■ Task details ■
Omit the images, then output each of the records below exactly.

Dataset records
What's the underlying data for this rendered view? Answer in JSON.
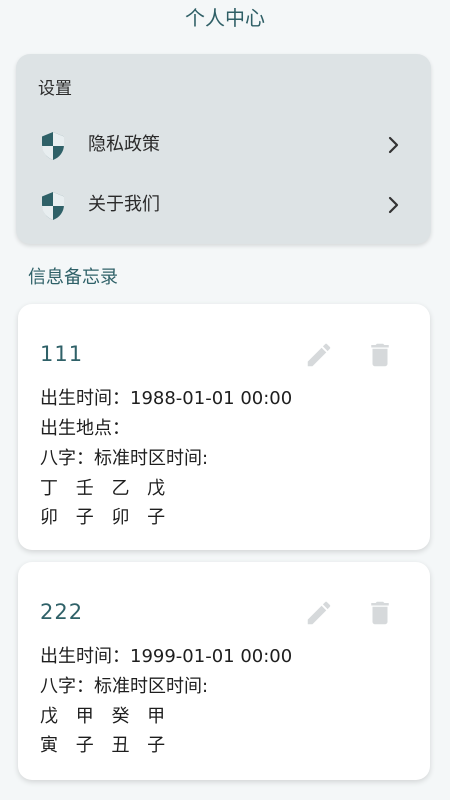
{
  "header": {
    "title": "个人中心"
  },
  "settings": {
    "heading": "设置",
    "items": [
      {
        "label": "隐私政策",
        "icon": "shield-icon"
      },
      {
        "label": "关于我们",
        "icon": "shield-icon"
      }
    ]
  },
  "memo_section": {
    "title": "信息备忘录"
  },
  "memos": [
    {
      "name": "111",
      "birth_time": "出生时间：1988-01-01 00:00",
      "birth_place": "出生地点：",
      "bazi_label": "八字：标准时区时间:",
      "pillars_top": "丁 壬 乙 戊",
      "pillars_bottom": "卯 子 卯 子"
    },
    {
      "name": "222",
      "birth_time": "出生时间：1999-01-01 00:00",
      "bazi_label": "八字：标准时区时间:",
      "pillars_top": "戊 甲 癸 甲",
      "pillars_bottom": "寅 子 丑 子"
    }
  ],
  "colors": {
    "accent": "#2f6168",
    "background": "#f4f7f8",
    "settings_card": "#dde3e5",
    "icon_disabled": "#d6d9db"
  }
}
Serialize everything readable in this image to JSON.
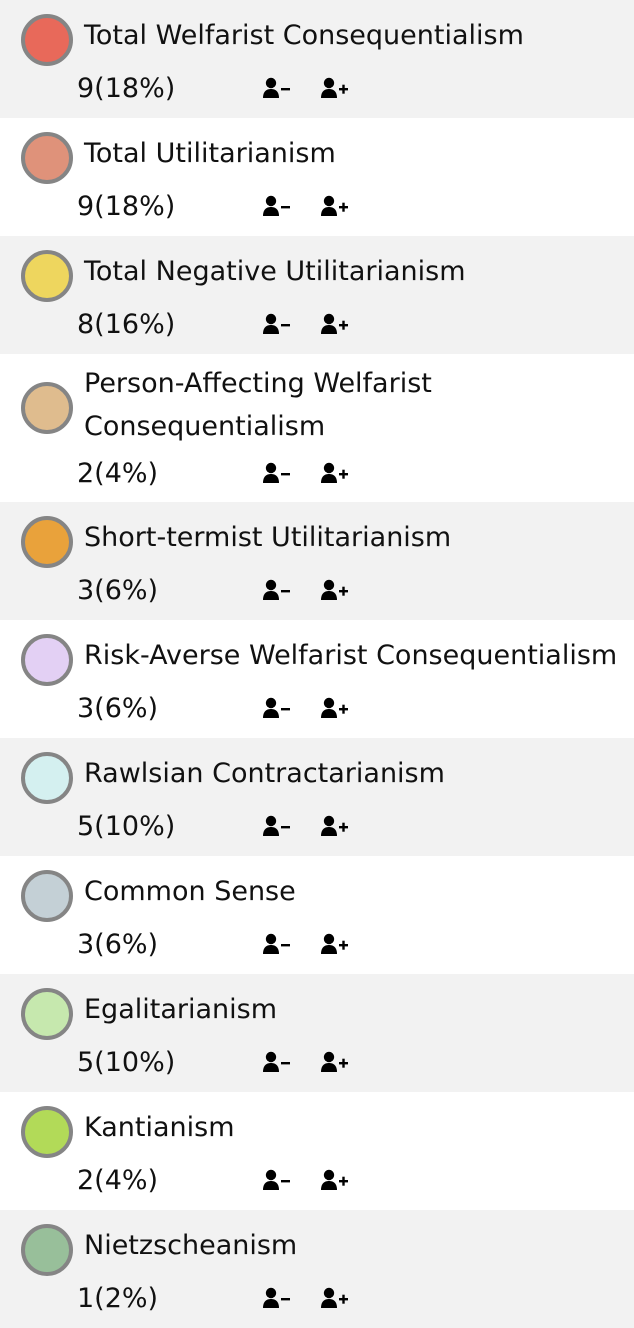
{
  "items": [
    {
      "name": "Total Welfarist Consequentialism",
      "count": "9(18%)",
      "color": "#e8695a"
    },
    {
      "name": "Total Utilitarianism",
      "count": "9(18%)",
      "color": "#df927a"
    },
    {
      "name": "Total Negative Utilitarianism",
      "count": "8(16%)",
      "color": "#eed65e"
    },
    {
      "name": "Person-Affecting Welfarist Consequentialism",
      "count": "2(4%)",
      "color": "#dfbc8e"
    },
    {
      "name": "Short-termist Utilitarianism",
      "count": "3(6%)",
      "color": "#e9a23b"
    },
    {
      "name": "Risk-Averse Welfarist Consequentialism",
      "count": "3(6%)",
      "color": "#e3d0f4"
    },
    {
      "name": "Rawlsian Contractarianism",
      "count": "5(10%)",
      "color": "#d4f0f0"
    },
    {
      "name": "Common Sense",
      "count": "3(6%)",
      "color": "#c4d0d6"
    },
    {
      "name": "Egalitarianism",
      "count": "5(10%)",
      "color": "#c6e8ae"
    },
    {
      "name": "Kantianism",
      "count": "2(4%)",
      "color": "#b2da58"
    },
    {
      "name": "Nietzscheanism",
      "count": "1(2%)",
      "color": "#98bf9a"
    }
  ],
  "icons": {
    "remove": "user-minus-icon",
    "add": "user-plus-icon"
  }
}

■ Solution for this task ■
What's the underlying data for this rendered view? Answer in JSON.
{
  "header": {
    "title": "个人中心"
  },
  "settings": {
    "heading": "设置",
    "items": [
      {
        "label": "隐私政策",
        "icon": "shield-icon"
      },
      {
        "label": "关于我们",
        "icon": "shield-icon"
      }
    ]
  },
  "memo_section": {
    "title": "信息备忘录"
  },
  "memos": [
    {
      "name": "111",
      "birth_time": "出生时间：1988-01-01 00:00",
      "birth_place": "出生地点：",
      "bazi_label": "八字：标准时区时间:",
      "pillars_top": "丁 壬 乙 戊",
      "pillars_bottom": "卯 子 卯 子"
    },
    {
      "name": "222",
      "birth_time": "出生时间：1999-01-01 00:00",
      "bazi_label": "八字：标准时区时间:",
      "pillars_top": "戊 甲 癸 甲",
      "pillars_bottom": "寅 子 丑 子"
    }
  ],
  "colors": {
    "accent": "#2f6168",
    "background": "#f4f7f8",
    "settings_card": "#dde3e5",
    "icon_disabled": "#d6d9db"
  }
}
Serialize everything readable in this image to JSON.
{
  "items": [
    {
      "name": "Total Welfarist Consequentialism",
      "count": "9(18%)",
      "color": "#e8695a"
    },
    {
      "name": "Total Utilitarianism",
      "count": "9(18%)",
      "color": "#df927a"
    },
    {
      "name": "Total Negative Utilitarianism",
      "count": "8(16%)",
      "color": "#eed65e"
    },
    {
      "name": "Person-Affecting Welfarist Consequentialism",
      "count": "2(4%)",
      "color": "#dfbc8e"
    },
    {
      "name": "Short-termist Utilitarianism",
      "count": "3(6%)",
      "color": "#e9a23b"
    },
    {
      "name": "Risk-Averse Welfarist Consequentialism",
      "count": "3(6%)",
      "color": "#e3d0f4"
    },
    {
      "name": "Rawlsian Contractarianism",
      "count": "5(10%)",
      "color": "#d4f0f0"
    },
    {
      "name": "Common Sense",
      "count": "3(6%)",
      "color": "#c4d0d6"
    },
    {
      "name": "Egalitarianism",
      "count": "5(10%)",
      "color": "#c6e8ae"
    },
    {
      "name": "Kantianism",
      "count": "2(4%)",
      "color": "#b2da58"
    },
    {
      "name": "Nietzscheanism",
      "count": "1(2%)",
      "color": "#98bf9a"
    }
  ],
  "icons": {
    "remove": "user-minus-icon",
    "add": "user-plus-icon"
  }
}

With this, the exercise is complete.